--- start of Source material ---

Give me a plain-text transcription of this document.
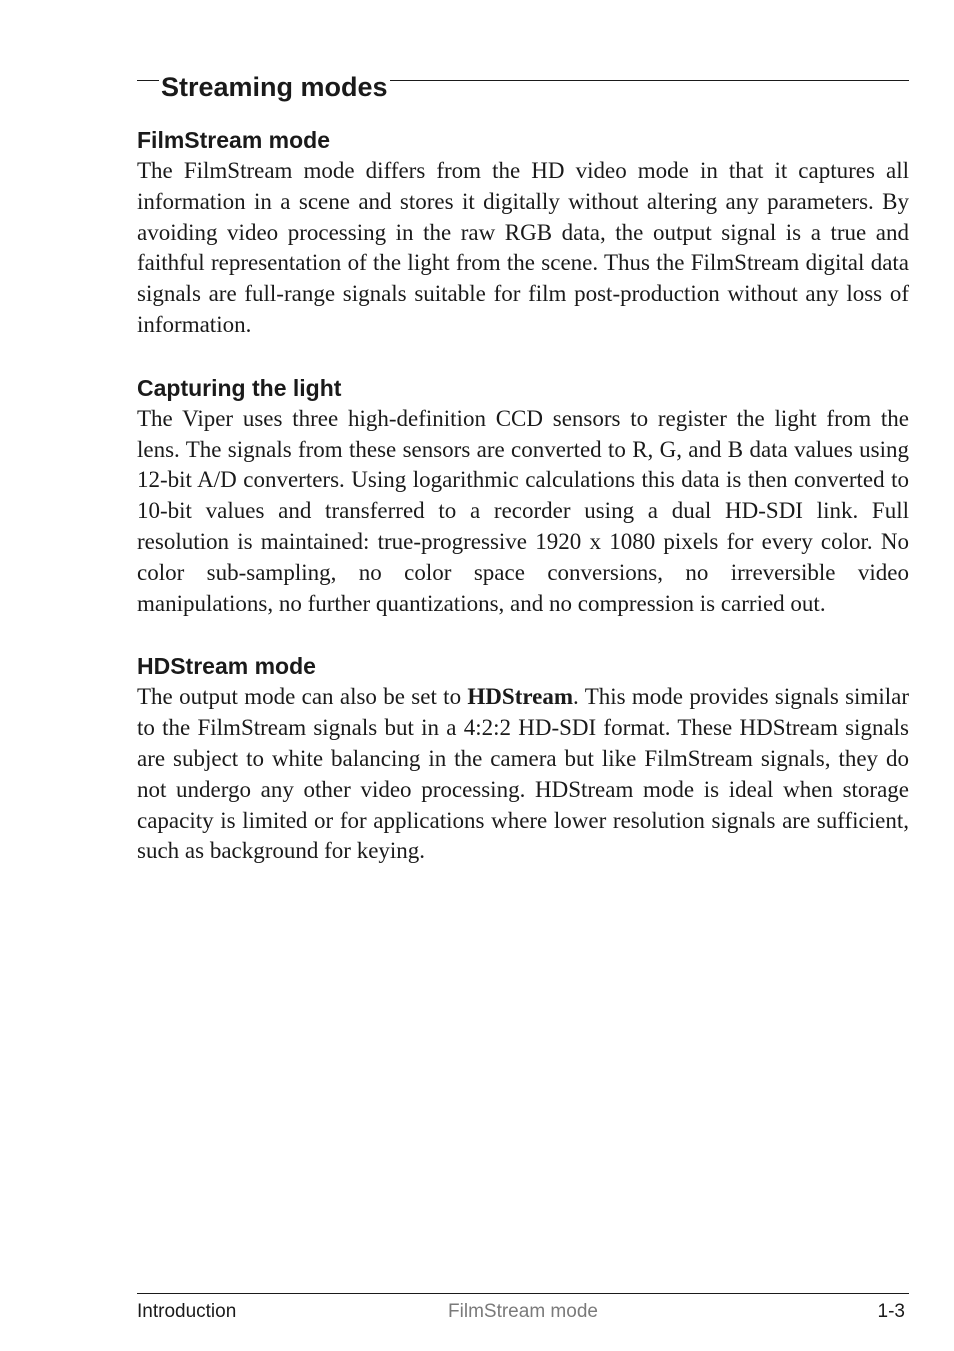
Streaming modes
FilmStream mode

The FilmStream mode differs from the HD video mode in that it captures all information in a scene and stores it digitally without altering any parameters. By avoiding video processing in the raw RGB data, the output signal is a true and faithful representation of the light from the scene. Thus the FilmStream digital data signals are full-range signals suitable for film post-production without any loss of information.

Capturing the light

The Viper uses three high-definition CCD sensors to register the light from the lens. The signals from these sensors are converted to R, G, and B data values using 12-bit A/D converters. Using logarithmic calculations this data is then converted to 10-bit values and transferred to a recorder using a dual HD-SDI link. Full resolution is maintained: true-progressive 1920 x 1080 pixels for every color. No color sub-sampling, no color space conversions, no irreversible video manipulations, no further quantizations, and no compression is carried out.

HDStream mode

The output mode can also be set to HDStream. This mode provides signals similar to the FilmStream signals but in a 4:2:2 HD-SDI format. These HDStream signals are subject to white balancing in the camera but like FilmStream signals, they do not undergo any other video processing. HDStream mode is ideal when storage capacity is limited or for applications where lower resolution signals are sufficient, such as background for keying.

Introduction	FilmStream mode	1-3
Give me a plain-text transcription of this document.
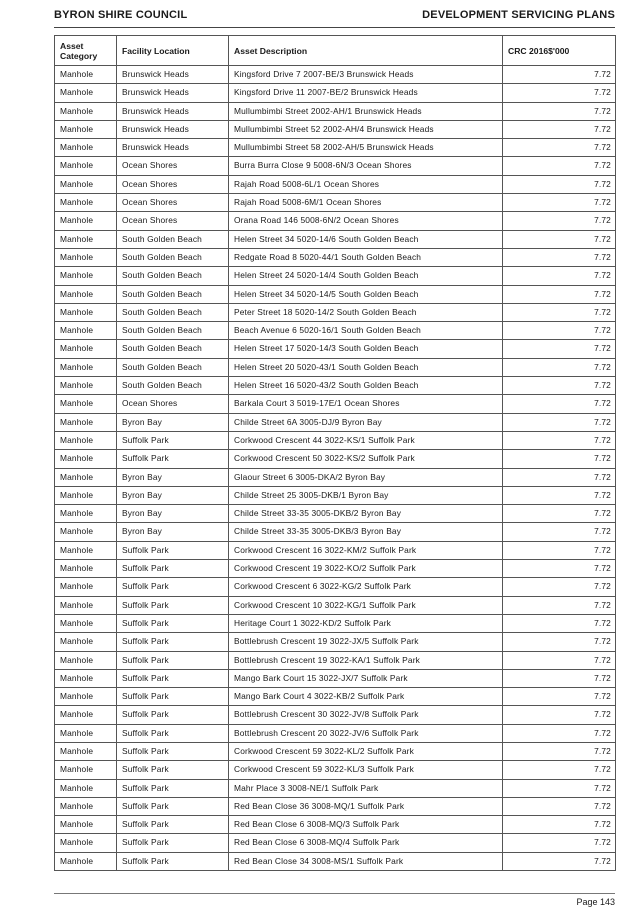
BYRON SHIRE COUNCIL	DEVELOPMENT SERVICING PLANS
Asset Category	Facility Location	Asset Description	CRC 2016$'000
Manhole	Brunswick Heads	Kingsford Drive 7 2007-BE/3 Brunswick Heads	7.72
Manhole	Brunswick Heads	Kingsford Drive 11 2007-BE/2 Brunswick Heads	7.72
Manhole	Brunswick Heads	Mullumbimbi Street 2002-AH/1 Brunswick Heads	7.72
Manhole	Brunswick Heads	Mullumbimbi Street 52 2002-AH/4 Brunswick Heads	7.72
Manhole	Brunswick Heads	Mullumbimbi Street 58 2002-AH/5 Brunswick Heads	7.72
Manhole	Ocean Shores	Burra Burra Close 9 5008-6N/3 Ocean Shores	7.72
Manhole	Ocean Shores	Rajah Road 5008-6L/1 Ocean Shores	7.72
Manhole	Ocean Shores	Rajah Road 5008-6M/1 Ocean Shores	7.72
Manhole	Ocean Shores	Orana Road 146 5008-6N/2 Ocean Shores	7.72
Manhole	South Golden Beach	Helen Street 34 5020-14/6 South Golden Beach	7.72
Manhole	South Golden Beach	Redgate Road 8 5020-44/1 South Golden Beach	7.72
Manhole	South Golden Beach	Helen Street 24 5020-14/4 South Golden Beach	7.72
Manhole	South Golden Beach	Helen Street 34 5020-14/5 South Golden Beach	7.72
Manhole	South Golden Beach	Peter Street 18 5020-14/2 South Golden Beach	7.72
Manhole	South Golden Beach	Beach Avenue 6 5020-16/1 South Golden Beach	7.72
Manhole	South Golden Beach	Helen Street 17 5020-14/3 South Golden Beach	7.72
Manhole	South Golden Beach	Helen Street 20 5020-43/1 South Golden Beach	7.72
Manhole	South Golden Beach	Helen Street 16 5020-43/2 South Golden Beach	7.72
Manhole	Ocean Shores	Barkala Court 3 5019-17E/1 Ocean Shores	7.72
Manhole	Byron Bay	Childe Street 6A 3005-DJ/9 Byron Bay	7.72
Manhole	Suffolk Park	Corkwood Crescent 44 3022-KS/1 Suffolk Park	7.72
Manhole	Suffolk Park	Corkwood Crescent 50 3022-KS/2 Suffolk Park	7.72
Manhole	Byron Bay	Glaour Street 6 3005-DKA/2 Byron Bay	7.72
Manhole	Byron Bay	Childe Street 25 3005-DKB/1 Byron Bay	7.72
Manhole	Byron Bay	Childe Street 33-35 3005-DKB/2 Byron Bay	7.72
Manhole	Byron Bay	Childe Street 33-35 3005-DKB/3 Byron Bay	7.72
Manhole	Suffolk Park	Corkwood Crescent 16 3022-KM/2 Suffolk Park	7.72
Manhole	Suffolk Park	Corkwood Crescent 19 3022-KO/2 Suffolk Park	7.72
Manhole	Suffolk Park	Corkwood Crescent 6 3022-KG/2 Suffolk Park	7.72
Manhole	Suffolk Park	Corkwood Crescent 10 3022-KG/1 Suffolk Park	7.72
Manhole	Suffolk Park	Heritage Court 1 3022-KD/2 Suffolk Park	7.72
Manhole	Suffolk Park	Bottlebrush Crescent 19 3022-JX/5 Suffolk Park	7.72
Manhole	Suffolk Park	Bottlebrush Crescent 19 3022-KA/1 Suffolk Park	7.72
Manhole	Suffolk Park	Mango Bark Court 15 3022-JX/7 Suffolk Park	7.72
Manhole	Suffolk Park	Mango Bark Court 4 3022-KB/2 Suffolk Park	7.72
Manhole	Suffolk Park	Bottlebrush Crescent 30 3022-JV/8 Suffolk Park	7.72
Manhole	Suffolk Park	Bottlebrush Crescent 20 3022-JV/6 Suffolk Park	7.72
Manhole	Suffolk Park	Corkwood Crescent 59 3022-KL/2 Suffolk Park	7.72
Manhole	Suffolk Park	Corkwood Crescent 59 3022-KL/3 Suffolk Park	7.72
Manhole	Suffolk Park	Mahr Place 3 3008-NE/1 Suffolk Park	7.72
Manhole	Suffolk Park	Red Bean Close 36 3008-MQ/1 Suffolk Park	7.72
Manhole	Suffolk Park	Red Bean Close 6 3008-MQ/3 Suffolk Park	7.72
Manhole	Suffolk Park	Red Bean Close 6 3008-MQ/4 Suffolk Park	7.72
Manhole	Suffolk Park	Red Bean Close 34 3008-MS/1 Suffolk Park	7.72
Page 143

--- end of Source material ---

Work to complete: Pictures are not part of the copy; output everything else in the records exactly.

Right answer:
Give me a plain-text transcription of this document.
Streaming modes
FilmStream mode

The FilmStream mode differs from the HD video mode in that it captures all information in a scene and stores it digitally without altering any parameters. By avoiding video processing in the raw RGB data, the output signal is a true and faithful representation of the light from the scene. Thus the FilmStream digital data signals are full-range signals suitable for film post-production without any loss of information.

Capturing the light

The Viper uses three high-definition CCD sensors to register the light from the lens. The signals from these sensors are converted to R, G, and B data values using 12-bit A/D converters. Using logarithmic calculations this data is then converted to 10-bit values and transferred to a recorder using a dual HD-SDI link. Full resolution is maintained: true-progressive 1920 x 1080 pixels for every color. No color sub-sampling, no color space conversions, no irreversible video manipulations, no further quantizations, and no compression is carried out.

HDStream mode

The output mode can also be set to HDStream. This mode provides signals similar to the FilmStream signals but in a 4:2:2 HD-SDI format. These HDStream signals are subject to white balancing in the camera but like FilmStream signals, they do not undergo any other video processing. HDStream mode is ideal when storage capacity is limited or for applications where lower resolution signals are sufficient, such as background for keying.

Introduction	FilmStream mode	1-3
Give me a plain-text transcription of this document.
BYRON SHIRE COUNCIL	DEVELOPMENT SERVICING PLANS
Asset Category	Facility Location	Asset Description	CRC 2016$'000
Manhole	Brunswick Heads	Kingsford Drive 7 2007-BE/3 Brunswick Heads	7.72
Manhole	Brunswick Heads	Kingsford Drive 11 2007-BE/2 Brunswick Heads	7.72
Manhole	Brunswick Heads	Mullumbimbi Street 2002-AH/1 Brunswick Heads	7.72
Manhole	Brunswick Heads	Mullumbimbi Street 52 2002-AH/4 Brunswick Heads	7.72
Manhole	Brunswick Heads	Mullumbimbi Street 58 2002-AH/5 Brunswick Heads	7.72
Manhole	Ocean Shores	Burra Burra Close 9 5008-6N/3 Ocean Shores	7.72
Manhole	Ocean Shores	Rajah Road 5008-6L/1 Ocean Shores	7.72
Manhole	Ocean Shores	Rajah Road 5008-6M/1 Ocean Shores	7.72
Manhole	Ocean Shores	Orana Road 146 5008-6N/2 Ocean Shores	7.72
Manhole	South Golden Beach	Helen Street 34 5020-14/6 South Golden Beach	7.72
Manhole	South Golden Beach	Redgate Road 8 5020-44/1 South Golden Beach	7.72
Manhole	South Golden Beach	Helen Street 24 5020-14/4 South Golden Beach	7.72
Manhole	South Golden Beach	Helen Street 34 5020-14/5 South Golden Beach	7.72
Manhole	South Golden Beach	Peter Street 18 5020-14/2 South Golden Beach	7.72
Manhole	South Golden Beach	Beach Avenue 6 5020-16/1 South Golden Beach	7.72
Manhole	South Golden Beach	Helen Street 17 5020-14/3 South Golden Beach	7.72
Manhole	South Golden Beach	Helen Street 20 5020-43/1 South Golden Beach	7.72
Manhole	South Golden Beach	Helen Street 16 5020-43/2 South Golden Beach	7.72
Manhole	Ocean Shores	Barkala Court 3 5019-17E/1 Ocean Shores	7.72
Manhole	Byron Bay	Childe Street 6A 3005-DJ/9 Byron Bay	7.72
Manhole	Suffolk Park	Corkwood Crescent 44 3022-KS/1 Suffolk Park	7.72
Manhole	Suffolk Park	Corkwood Crescent 50 3022-KS/2 Suffolk Park	7.72
Manhole	Byron Bay	Glaour Street 6 3005-DKA/2 Byron Bay	7.72
Manhole	Byron Bay	Childe Street 25 3005-DKB/1 Byron Bay	7.72
Manhole	Byron Bay	Childe Street 33-35 3005-DKB/2 Byron Bay	7.72
Manhole	Byron Bay	Childe Street 33-35 3005-DKB/3 Byron Bay	7.72
Manhole	Suffolk Park	Corkwood Crescent 16 3022-KM/2 Suffolk Park	7.72
Manhole	Suffolk Park	Corkwood Crescent 19 3022-KO/2 Suffolk Park	7.72
Manhole	Suffolk Park	Corkwood Crescent 6 3022-KG/2 Suffolk Park	7.72
Manhole	Suffolk Park	Corkwood Crescent 10 3022-KG/1 Suffolk Park	7.72
Manhole	Suffolk Park	Heritage Court 1 3022-KD/2 Suffolk Park	7.72
Manhole	Suffolk Park	Bottlebrush Crescent 19 3022-JX/5 Suffolk Park	7.72
Manhole	Suffolk Park	Bottlebrush Crescent 19 3022-KA/1 Suffolk Park	7.72
Manhole	Suffolk Park	Mango Bark Court 15 3022-JX/7 Suffolk Park	7.72
Manhole	Suffolk Park	Mango Bark Court 4 3022-KB/2 Suffolk Park	7.72
Manhole	Suffolk Park	Bottlebrush Crescent 30 3022-JV/8 Suffolk Park	7.72
Manhole	Suffolk Park	Bottlebrush Crescent 20 3022-JV/6 Suffolk Park	7.72
Manhole	Suffolk Park	Corkwood Crescent 59 3022-KL/2 Suffolk Park	7.72
Manhole	Suffolk Park	Corkwood Crescent 59 3022-KL/3 Suffolk Park	7.72
Manhole	Suffolk Park	Mahr Place 3 3008-NE/1 Suffolk Park	7.72
Manhole	Suffolk Park	Red Bean Close 36 3008-MQ/1 Suffolk Park	7.72
Manhole	Suffolk Park	Red Bean Close 6 3008-MQ/3 Suffolk Park	7.72
Manhole	Suffolk Park	Red Bean Close 6 3008-MQ/4 Suffolk Park	7.72
Manhole	Suffolk Park	Red Bean Close 34 3008-MS/1 Suffolk Park	7.72
Page 143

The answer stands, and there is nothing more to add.